__Rows from a dataset__:
BEGIN

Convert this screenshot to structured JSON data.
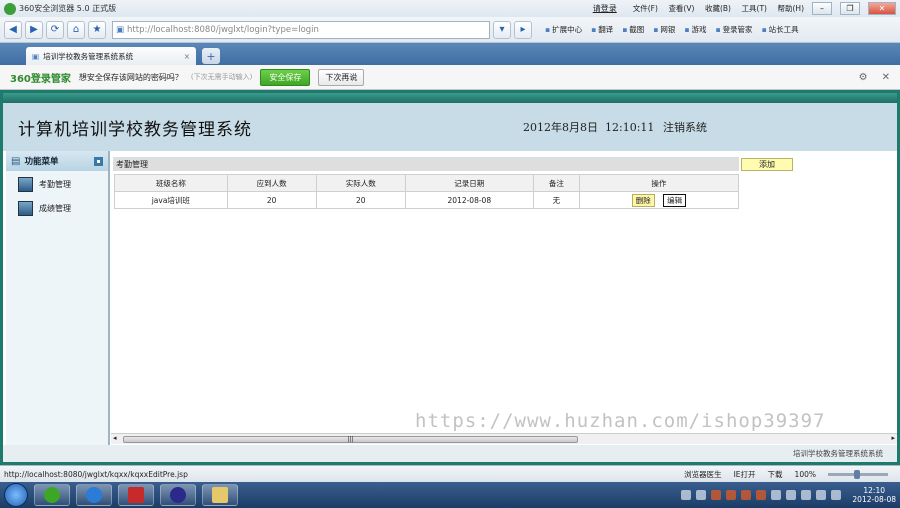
{
  "browser": {
    "title": "360安全浏览器 5.0 正式版",
    "login_link": "请登录",
    "menu": [
      "文件(F)",
      "查看(V)",
      "收藏(B)",
      "工具(T)",
      "帮助(H)"
    ],
    "address": "http://localhost:8080/jwglxt/login?type=login",
    "address_host": "localhost",
    "toolbar": [
      "扩展中心",
      "翻译",
      "截图",
      "网银",
      "游戏",
      "登录管家",
      "站长工具"
    ],
    "tab_title": "培训学校教务管理系统系统",
    "status_url": "http://localhost:8080/jwglxt/kqxx/kqxxEditPre.jsp",
    "status_items": [
      "浏览器医生",
      "IE打开",
      "下载"
    ],
    "zoom": "100%"
  },
  "password_bar": {
    "brand": "360登录管家",
    "question": "想安全保存该网站的密码吗？",
    "hint": "(下次无需手动输入)",
    "save_label": "安全保存",
    "later_label": "下次再说"
  },
  "page": {
    "system_title": "计算机培训学校教务管理系统",
    "date": "2012年8月8日",
    "time": "12:10:11",
    "logout": "注销系统",
    "footer": "培训学校教务管理系统系统"
  },
  "sidebar": {
    "header": "功能菜单",
    "items": [
      {
        "label": "考勤管理"
      },
      {
        "label": "成绩管理"
      }
    ]
  },
  "main": {
    "section_title": "考勤管理",
    "add_label": "添加",
    "columns": [
      "班级名称",
      "应到人数",
      "实际人数",
      "记录日期",
      "备注",
      "操作"
    ],
    "rows": [
      {
        "class_name": "java培训班",
        "expected": "20",
        "actual": "20",
        "date": "2012-08-08",
        "note": "无",
        "delete": "删除",
        "edit": "编辑"
      }
    ]
  },
  "watermark": "https://www.huzhan.com/ishop39397",
  "taskbar": {
    "clock_time": "12:10",
    "clock_date": "2012-08-08"
  }
}
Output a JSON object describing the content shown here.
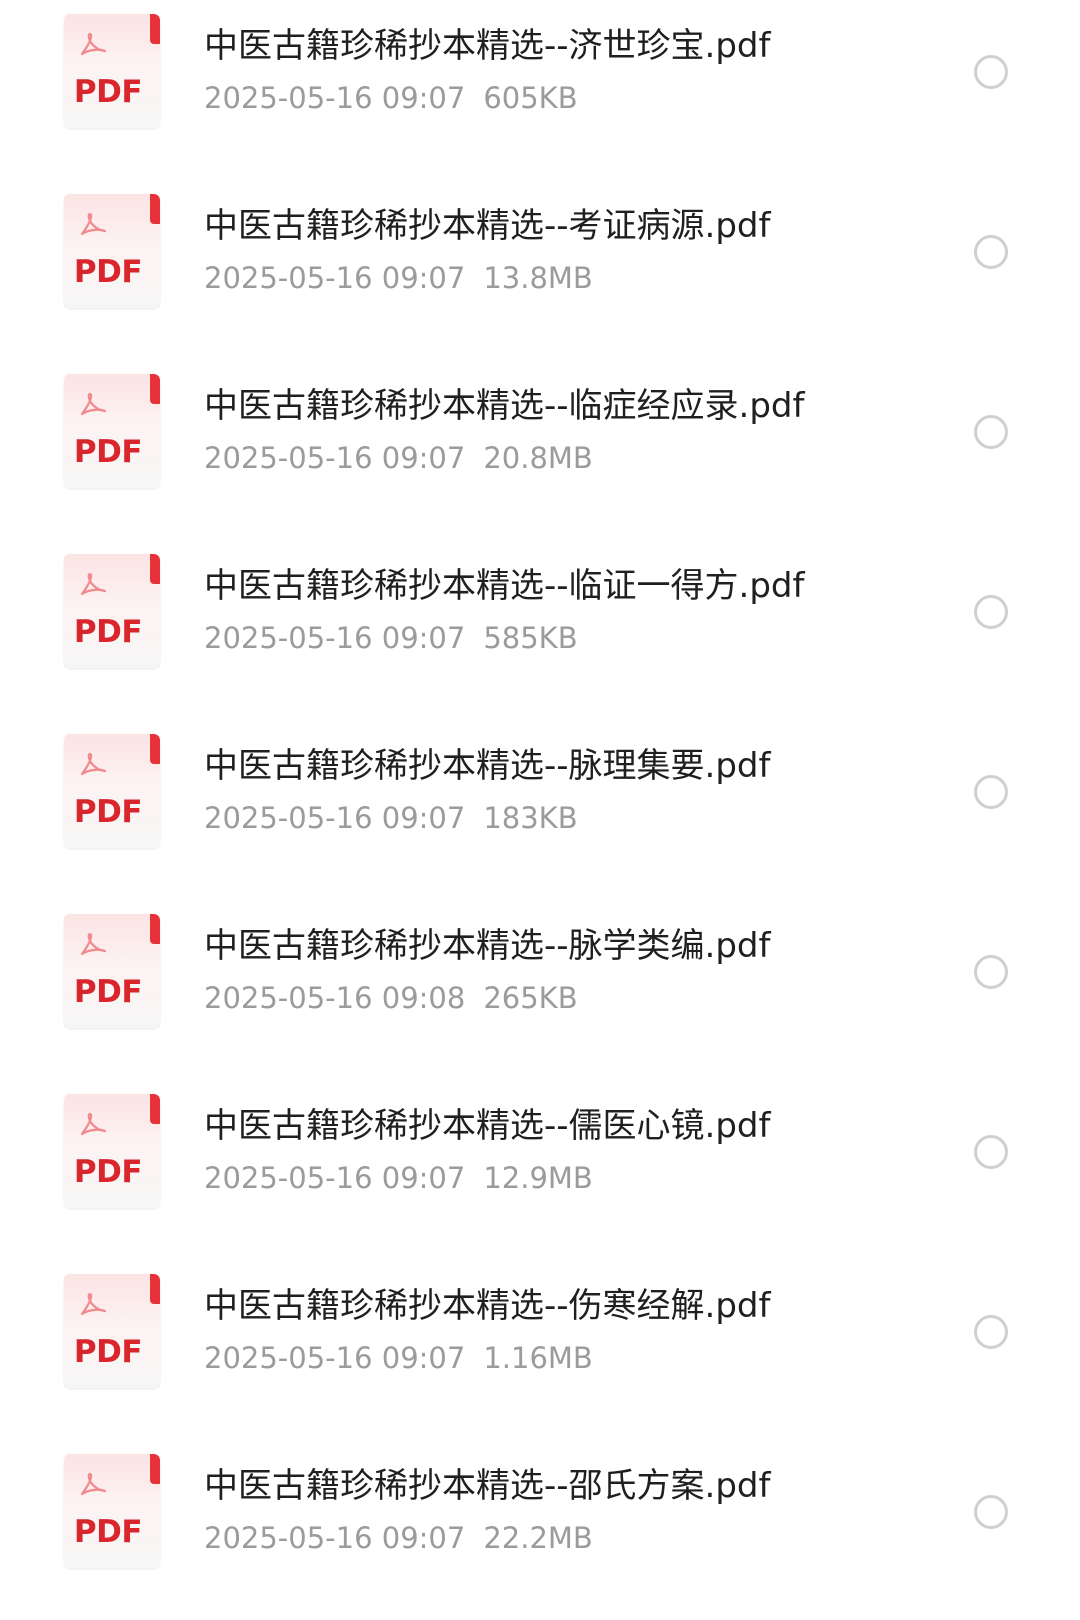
{
  "files": [
    {
      "name": "中医古籍珍稀抄本精选--济世珍宝.pdf",
      "date": "2025-05-16 09:07",
      "size": "605KB",
      "icon_label": "PDF"
    },
    {
      "name": "中医古籍珍稀抄本精选--考证病源.pdf",
      "date": "2025-05-16 09:07",
      "size": "13.8MB",
      "icon_label": "PDF"
    },
    {
      "name": "中医古籍珍稀抄本精选--临症经应录.pdf",
      "date": "2025-05-16 09:07",
      "size": "20.8MB",
      "icon_label": "PDF"
    },
    {
      "name": "中医古籍珍稀抄本精选--临证一得方.pdf",
      "date": "2025-05-16 09:07",
      "size": "585KB",
      "icon_label": "PDF"
    },
    {
      "name": "中医古籍珍稀抄本精选--脉理集要.pdf",
      "date": "2025-05-16 09:07",
      "size": "183KB",
      "icon_label": "PDF"
    },
    {
      "name": "中医古籍珍稀抄本精选--脉学类编.pdf",
      "date": "2025-05-16 09:08",
      "size": "265KB",
      "icon_label": "PDF"
    },
    {
      "name": "中医古籍珍稀抄本精选--儒医心镜.pdf",
      "date": "2025-05-16 09:07",
      "size": "12.9MB",
      "icon_label": "PDF"
    },
    {
      "name": "中医古籍珍稀抄本精选--伤寒经解.pdf",
      "date": "2025-05-16 09:07",
      "size": "1.16MB",
      "icon_label": "PDF"
    },
    {
      "name": "中医古籍珍稀抄本精选--邵氏方案.pdf",
      "date": "2025-05-16 09:07",
      "size": "22.2MB",
      "icon_label": "PDF"
    }
  ],
  "colors": {
    "pdf_red": "#d9262d",
    "title_text": "#1f1f1f",
    "meta_text": "#9b9b9b",
    "radio_border": "#cfcfcf"
  },
  "icons": {
    "file_type": "pdf-file-icon",
    "selector": "radio-unchecked-icon"
  }
}
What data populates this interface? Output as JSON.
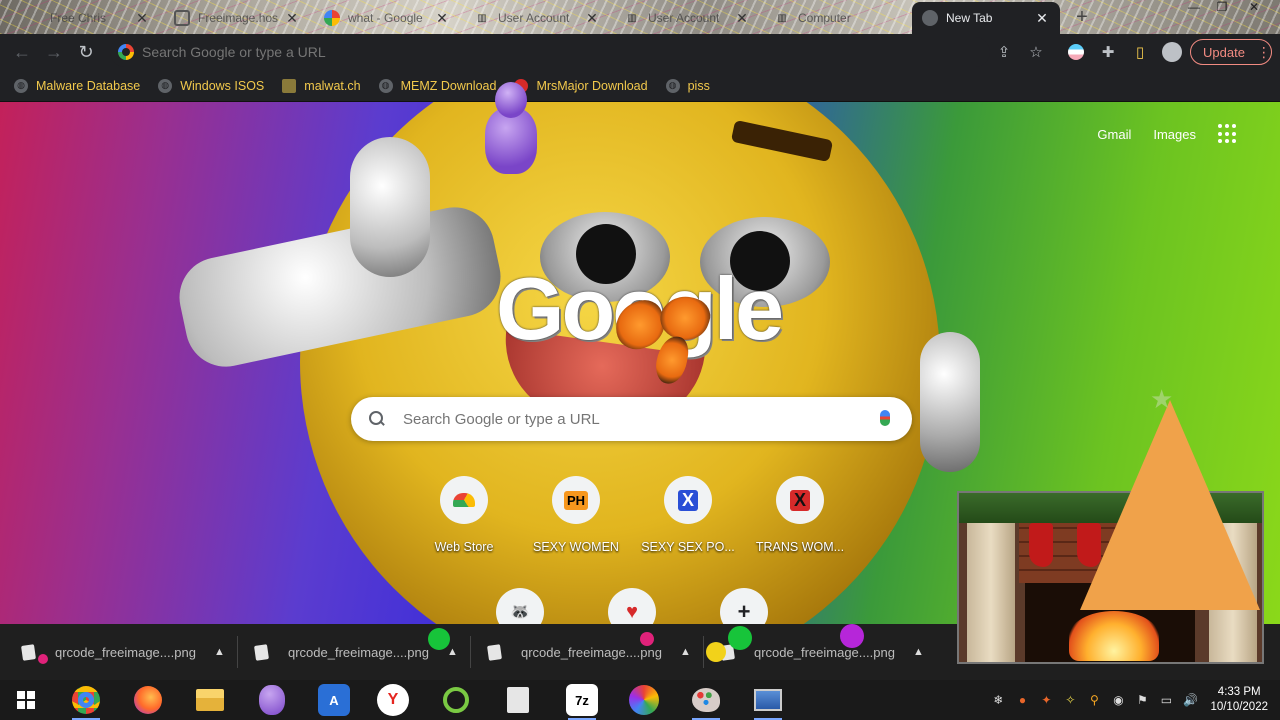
{
  "browser": {
    "tabs": [
      {
        "title": "Free Chris",
        "active": false
      },
      {
        "title": "Freeimage.hos",
        "active": false
      },
      {
        "title": "what - Google",
        "active": false
      },
      {
        "title": "User Account",
        "active": false
      },
      {
        "title": "User Account",
        "active": false
      },
      {
        "title": "Computer",
        "active": false
      },
      {
        "title": "New Tab",
        "active": true
      }
    ],
    "address_placeholder": "Search Google or type a URL",
    "update_label": "Update"
  },
  "bookmarks": [
    {
      "label": "Malware Database"
    },
    {
      "label": "Windows ISOS"
    },
    {
      "label": "malwat.ch"
    },
    {
      "label": "MEMZ Download"
    },
    {
      "label": "MrsMajor Download"
    },
    {
      "label": "piss"
    }
  ],
  "newtab": {
    "top_links": [
      "Gmail",
      "Images"
    ],
    "logo": "Google",
    "search_placeholder": "Search Google or type a URL",
    "shortcuts": [
      {
        "label": "Web Store",
        "glyph": "",
        "color": "#4285f4"
      },
      {
        "label": "SEXY WOMEN",
        "glyph": "PH",
        "color": "#f7971d"
      },
      {
        "label": "SEXY SEX PO...",
        "glyph": "X",
        "color": "#2a4fd6"
      },
      {
        "label": "TRANS WOM...",
        "glyph": "X",
        "color": "#d62a2a"
      }
    ],
    "shortcuts_row2": [
      {
        "glyph": "🦝"
      },
      {
        "glyph": "♥"
      },
      {
        "glyph": "+"
      }
    ]
  },
  "downloads": [
    {
      "filename": "qrcode_freeimage....png"
    },
    {
      "filename": "qrcode_freeimage....png"
    },
    {
      "filename": "qrcode_freeimage....png"
    },
    {
      "filename": "qrcode_freeimage....png"
    }
  ],
  "taskbar": {
    "apps": [
      {
        "name": "chrome",
        "glyph": "",
        "bg": "#1a1a1a"
      },
      {
        "name": "firefox",
        "glyph": "",
        "bg": "#1a1a1a"
      },
      {
        "name": "file-explorer",
        "glyph": "",
        "bg": "#1a1a1a"
      },
      {
        "name": "bonzi",
        "glyph": "",
        "bg": "#1a1a1a"
      },
      {
        "name": "app-store",
        "glyph": "A",
        "bg": "#2a6fd6"
      },
      {
        "name": "yandex",
        "glyph": "Y",
        "bg": "#ffffff"
      },
      {
        "name": "green-app",
        "glyph": "",
        "bg": "#1a1a1a"
      },
      {
        "name": "files",
        "glyph": "",
        "bg": "#1a1a1a"
      },
      {
        "name": "7zip",
        "glyph": "7z",
        "bg": "#ffffff"
      },
      {
        "name": "colorful-app",
        "glyph": "",
        "bg": "#1a1a1a"
      },
      {
        "name": "paint",
        "glyph": "",
        "bg": "#1a1a1a"
      },
      {
        "name": "computer",
        "glyph": "",
        "bg": "#1a1a1a"
      }
    ],
    "time": "4:33 PM",
    "date": "10/10/2022"
  },
  "colors": {
    "accent_update": "#f28b82",
    "bookmark_text": "#f2c94c",
    "toolbar_bg": "#202124"
  }
}
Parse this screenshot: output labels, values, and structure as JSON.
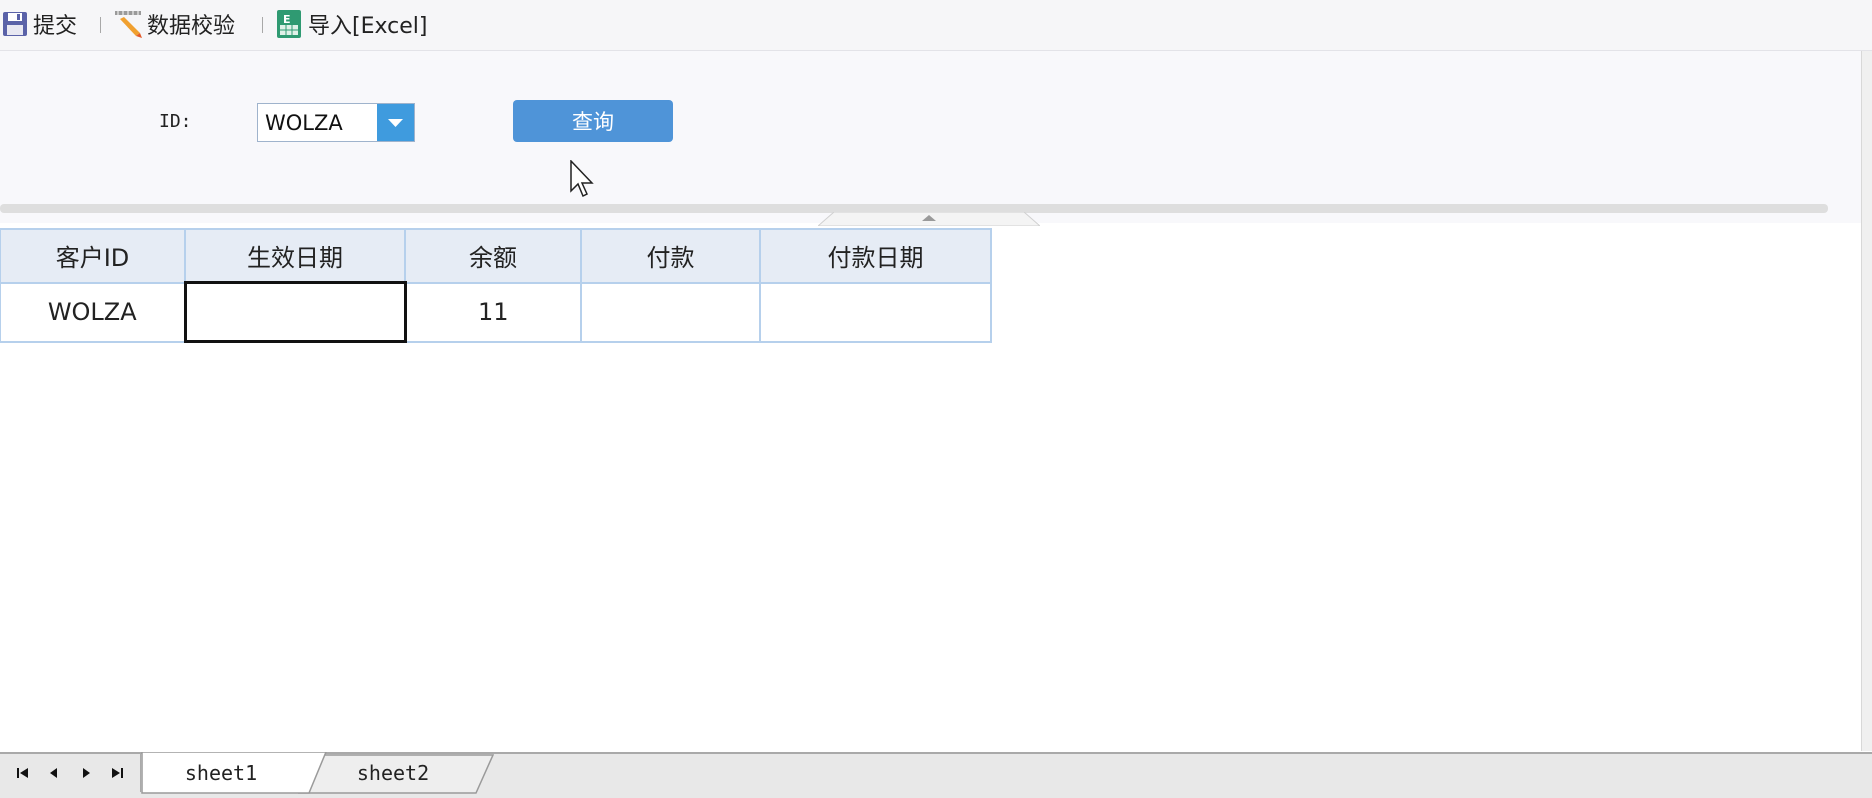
{
  "toolbar": {
    "submit_label": "提交",
    "validate_label": "数据校验",
    "import_label": "导入[Excel]"
  },
  "params": {
    "id_label": "ID:",
    "id_value": "WOLZA",
    "query_label": "查询"
  },
  "table": {
    "headers": [
      "客户ID",
      "生效日期",
      "余额",
      "付款",
      "付款日期"
    ],
    "rows": [
      [
        "WOLZA",
        "",
        "11",
        "",
        ""
      ]
    ]
  },
  "sheets": {
    "tabs": [
      "sheet1",
      "sheet2"
    ],
    "active": "sheet1"
  },
  "colors": {
    "accent": "#4f94d8",
    "grid_border": "#b6d0ec",
    "header_bg": "#e6ecf5"
  }
}
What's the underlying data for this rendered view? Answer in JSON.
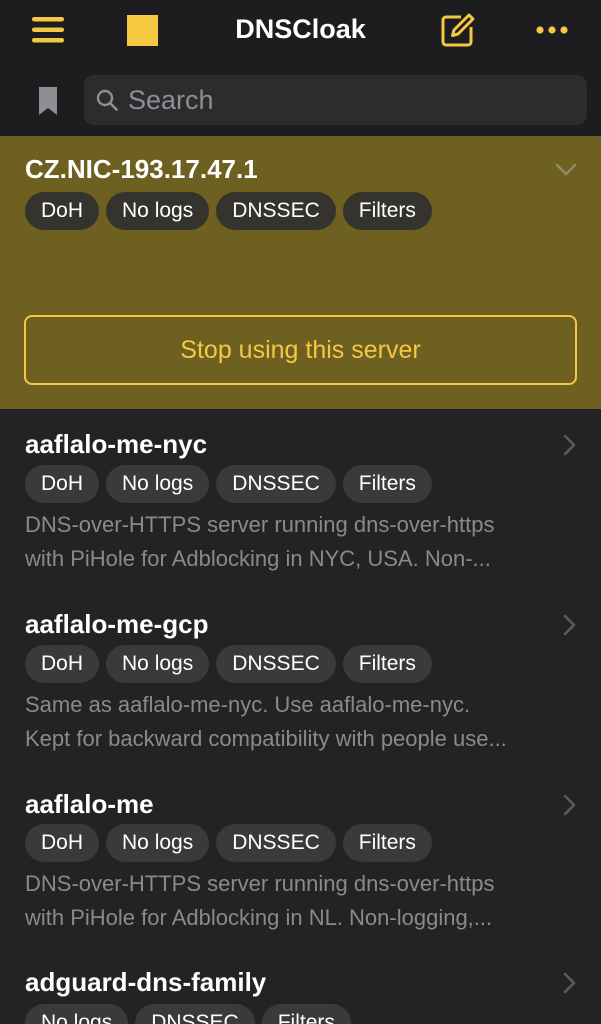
{
  "nav": {
    "title": "DNSCloak",
    "icons": [
      "menu-icon",
      "stop-icon",
      "compose-icon",
      "more-icon"
    ]
  },
  "search": {
    "placeholder": "Search",
    "value": ""
  },
  "colors": {
    "accent": "#f5c842",
    "selected_bg": "#6e6021",
    "background": "#232325",
    "tag_bg": "#3a3a3c",
    "description": "#8a8a8e"
  },
  "selected_server": {
    "name": "CZ.NIC-193.17.47.1",
    "tags": [
      "DoH",
      "No logs",
      "DNSSEC",
      "Filters"
    ],
    "action_label": "Stop using this server"
  },
  "servers": [
    {
      "name": "aaflalo-me-nyc",
      "tags": [
        "DoH",
        "No logs",
        "DNSSEC",
        "Filters"
      ],
      "description": [
        "DNS-over-HTTPS server running dns-over-https",
        "with PiHole for Adblocking in NYC, USA. Non-..."
      ]
    },
    {
      "name": "aaflalo-me-gcp",
      "tags": [
        "DoH",
        "No logs",
        "DNSSEC",
        "Filters"
      ],
      "description": [
        "Same as aaflalo-me-nyc. Use aaflalo-me-nyc.",
        "Kept for backward compatibility with people use..."
      ]
    },
    {
      "name": "aaflalo-me",
      "tags": [
        "DoH",
        "No logs",
        "DNSSEC",
        "Filters"
      ],
      "description": [
        "DNS-over-HTTPS server running dns-over-https",
        "with PiHole for Adblocking in NL. Non-logging,..."
      ]
    },
    {
      "name": "adguard-dns-family",
      "tags": [
        "No logs",
        "DNSSEC",
        "Filters"
      ],
      "description": []
    }
  ]
}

END

__Exercise objective__:
Out of the records, collect only those lines that contain the string "aaflalo".

__Complete response__:
      "name": "aaflalo-me-nyc",
      "name": "aaflalo-me-gcp",
        "Same as aaflalo-me-nyc. Use aaflalo-me-nyc.",
      "name": "aaflalo-me",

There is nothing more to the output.